• Data lines
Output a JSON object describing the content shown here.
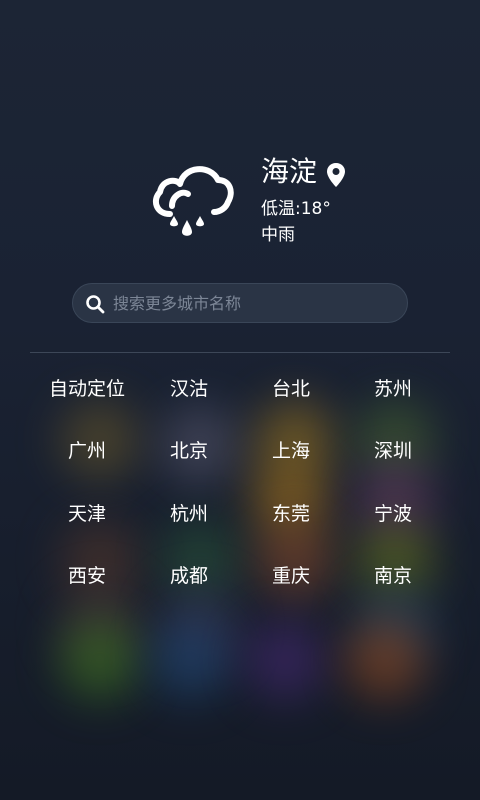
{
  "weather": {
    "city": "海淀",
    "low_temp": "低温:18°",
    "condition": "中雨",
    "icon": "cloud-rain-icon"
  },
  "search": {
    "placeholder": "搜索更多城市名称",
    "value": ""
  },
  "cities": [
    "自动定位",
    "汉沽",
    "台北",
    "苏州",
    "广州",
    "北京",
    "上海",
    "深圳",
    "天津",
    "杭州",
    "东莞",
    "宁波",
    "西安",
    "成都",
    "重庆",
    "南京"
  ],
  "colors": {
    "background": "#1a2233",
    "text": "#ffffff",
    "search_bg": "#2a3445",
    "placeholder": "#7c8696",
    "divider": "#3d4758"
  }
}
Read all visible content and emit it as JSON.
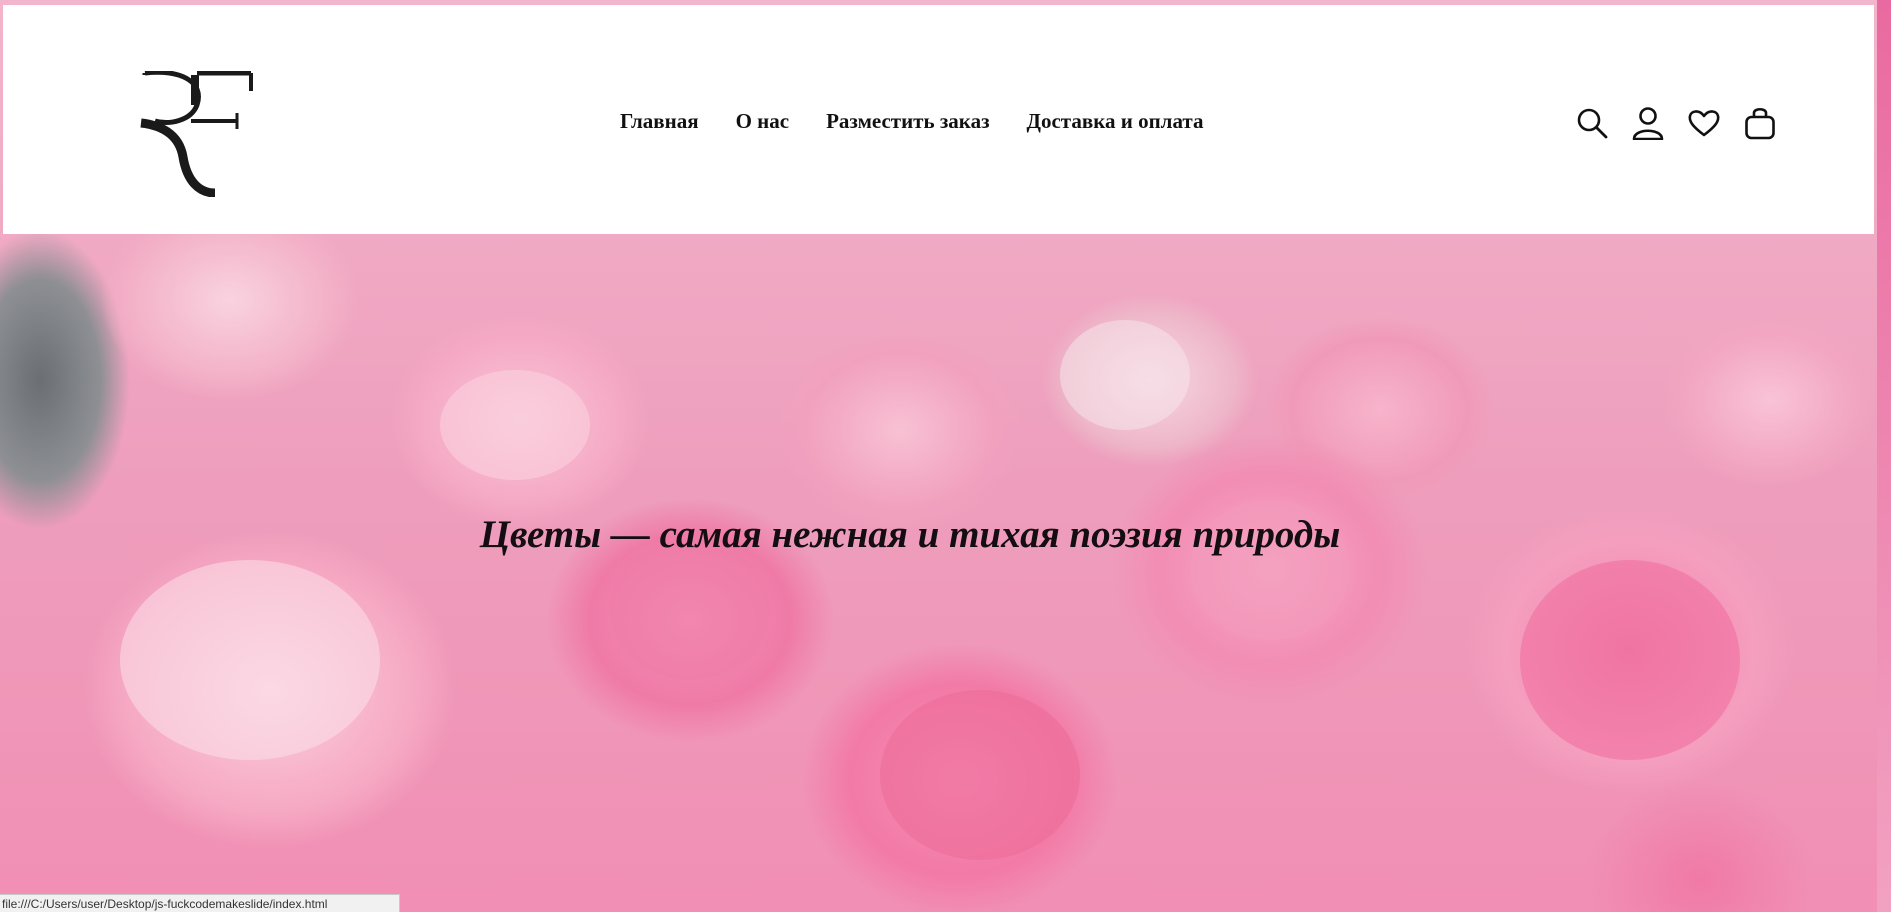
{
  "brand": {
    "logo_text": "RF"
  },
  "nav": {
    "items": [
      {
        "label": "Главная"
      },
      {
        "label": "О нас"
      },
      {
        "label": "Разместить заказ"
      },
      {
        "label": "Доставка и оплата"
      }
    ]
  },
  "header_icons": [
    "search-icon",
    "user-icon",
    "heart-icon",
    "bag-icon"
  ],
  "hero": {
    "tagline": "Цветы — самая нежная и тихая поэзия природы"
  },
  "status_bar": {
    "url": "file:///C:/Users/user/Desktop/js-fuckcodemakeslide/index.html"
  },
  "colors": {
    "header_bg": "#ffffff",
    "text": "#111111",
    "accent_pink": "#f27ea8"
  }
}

• What the task requires
Copy every line that contains the string "JSON".

• Reply
Output a JSON object describing the content shown here.
Read all visible content and emit it as JSON.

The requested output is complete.